### WHAT IS BEING ASKED
Each entry has to be copied exactly, with nothing missed.

### RAW RECORDS
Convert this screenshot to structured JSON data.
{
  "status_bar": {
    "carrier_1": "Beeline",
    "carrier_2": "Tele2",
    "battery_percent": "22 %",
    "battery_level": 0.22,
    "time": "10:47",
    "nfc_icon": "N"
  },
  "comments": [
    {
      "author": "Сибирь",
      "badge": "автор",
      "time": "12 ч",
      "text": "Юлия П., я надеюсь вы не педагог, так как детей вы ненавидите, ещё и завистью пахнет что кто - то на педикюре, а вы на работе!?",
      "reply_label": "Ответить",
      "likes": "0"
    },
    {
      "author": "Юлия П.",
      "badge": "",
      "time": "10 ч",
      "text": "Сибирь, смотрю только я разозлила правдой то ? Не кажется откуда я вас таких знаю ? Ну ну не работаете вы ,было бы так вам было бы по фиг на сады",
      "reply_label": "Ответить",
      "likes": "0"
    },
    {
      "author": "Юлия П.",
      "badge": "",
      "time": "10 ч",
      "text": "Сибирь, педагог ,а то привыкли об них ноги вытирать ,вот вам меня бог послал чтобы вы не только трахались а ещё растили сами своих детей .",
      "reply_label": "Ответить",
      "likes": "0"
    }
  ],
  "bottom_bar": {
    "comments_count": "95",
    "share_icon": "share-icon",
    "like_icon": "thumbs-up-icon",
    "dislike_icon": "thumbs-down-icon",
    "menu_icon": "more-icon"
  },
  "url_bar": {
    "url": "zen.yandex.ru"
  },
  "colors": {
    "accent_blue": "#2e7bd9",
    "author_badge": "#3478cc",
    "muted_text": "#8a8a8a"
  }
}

### SOLVED PROBLEM
Convert this screenshot to structured JSON data.
{
  "status_bar": {
    "carrier_1": "Beeline",
    "carrier_2": "Tele2",
    "battery_percent": "22 %",
    "battery_level": 0.22,
    "time": "10:47",
    "nfc_icon": "N"
  },
  "comments": [
    {
      "author": "Сибирь",
      "badge": "автор",
      "time": "12 ч",
      "text": "Юлия П., я надеюсь вы не педагог, так как детей вы ненавидите, ещё и завистью пахнет что кто - то на педикюре, а вы на работе!?",
      "reply_label": "Ответить",
      "likes": "0"
    },
    {
      "author": "Юлия П.",
      "badge": "",
      "time": "10 ч",
      "text": "Сибирь, смотрю только я разозлила правдой то ? Не кажется откуда я вас таких знаю ? Ну ну не работаете вы ,было бы так вам было бы по фиг на сады",
      "reply_label": "Ответить",
      "likes": "0"
    },
    {
      "author": "Юлия П.",
      "badge": "",
      "time": "10 ч",
      "text": "Сибирь, педагог ,а то привыкли об них ноги вытирать ,вот вам меня бог послал чтобы вы не только трахались а ещё растили сами своих детей .",
      "reply_label": "Ответить",
      "likes": "0"
    }
  ],
  "bottom_bar": {
    "comments_count": "95",
    "share_icon": "share-icon",
    "like_icon": "thumbs-up-icon",
    "dislike_icon": "thumbs-down-icon",
    "menu_icon": "more-icon"
  },
  "url_bar": {
    "url": "zen.yandex.ru"
  },
  "colors": {
    "accent_blue": "#2e7bd9",
    "author_badge": "#3478cc",
    "muted_text": "#8a8a8a"
  }
}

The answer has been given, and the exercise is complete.